- **Problem statement**:
Make an exact copy of all the entries, with the pictures left out.

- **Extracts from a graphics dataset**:

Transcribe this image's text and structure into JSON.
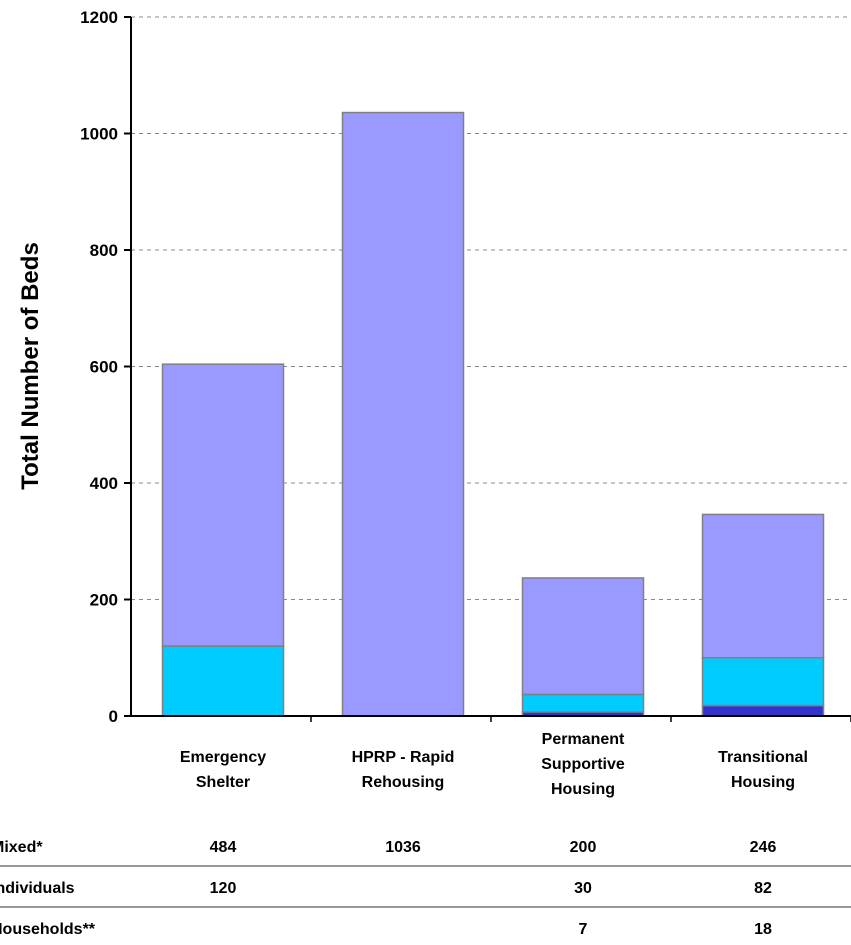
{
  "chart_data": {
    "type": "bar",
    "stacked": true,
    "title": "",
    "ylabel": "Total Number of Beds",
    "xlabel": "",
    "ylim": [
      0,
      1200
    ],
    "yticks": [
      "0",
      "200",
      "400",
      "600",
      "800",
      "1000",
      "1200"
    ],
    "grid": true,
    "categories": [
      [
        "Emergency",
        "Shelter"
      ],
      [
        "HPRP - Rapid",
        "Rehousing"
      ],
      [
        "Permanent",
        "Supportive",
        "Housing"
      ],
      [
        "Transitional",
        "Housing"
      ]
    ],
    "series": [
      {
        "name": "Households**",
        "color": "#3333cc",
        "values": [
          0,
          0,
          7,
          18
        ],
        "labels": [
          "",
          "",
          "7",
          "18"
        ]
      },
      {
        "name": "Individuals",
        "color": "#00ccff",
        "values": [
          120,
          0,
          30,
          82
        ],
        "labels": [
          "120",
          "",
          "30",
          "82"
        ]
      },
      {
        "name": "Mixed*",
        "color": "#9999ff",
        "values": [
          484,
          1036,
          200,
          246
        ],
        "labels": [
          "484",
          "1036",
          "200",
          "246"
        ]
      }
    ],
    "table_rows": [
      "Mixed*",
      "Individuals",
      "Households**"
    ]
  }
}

- **Answer below**:
Transcribe this image's text and structure into JSON.
{
  "chart_data": {
    "type": "bar",
    "stacked": true,
    "title": "",
    "ylabel": "Total Number of Beds",
    "xlabel": "",
    "ylim": [
      0,
      1200
    ],
    "yticks": [
      "0",
      "200",
      "400",
      "600",
      "800",
      "1000",
      "1200"
    ],
    "grid": true,
    "categories": [
      [
        "Emergency",
        "Shelter"
      ],
      [
        "HPRP - Rapid",
        "Rehousing"
      ],
      [
        "Permanent",
        "Supportive",
        "Housing"
      ],
      [
        "Transitional",
        "Housing"
      ]
    ],
    "series": [
      {
        "name": "Households**",
        "color": "#3333cc",
        "values": [
          0,
          0,
          7,
          18
        ],
        "labels": [
          "",
          "",
          "7",
          "18"
        ]
      },
      {
        "name": "Individuals",
        "color": "#00ccff",
        "values": [
          120,
          0,
          30,
          82
        ],
        "labels": [
          "120",
          "",
          "30",
          "82"
        ]
      },
      {
        "name": "Mixed*",
        "color": "#9999ff",
        "values": [
          484,
          1036,
          200,
          246
        ],
        "labels": [
          "484",
          "1036",
          "200",
          "246"
        ]
      }
    ],
    "table_rows": [
      "Mixed*",
      "Individuals",
      "Households**"
    ]
  }
}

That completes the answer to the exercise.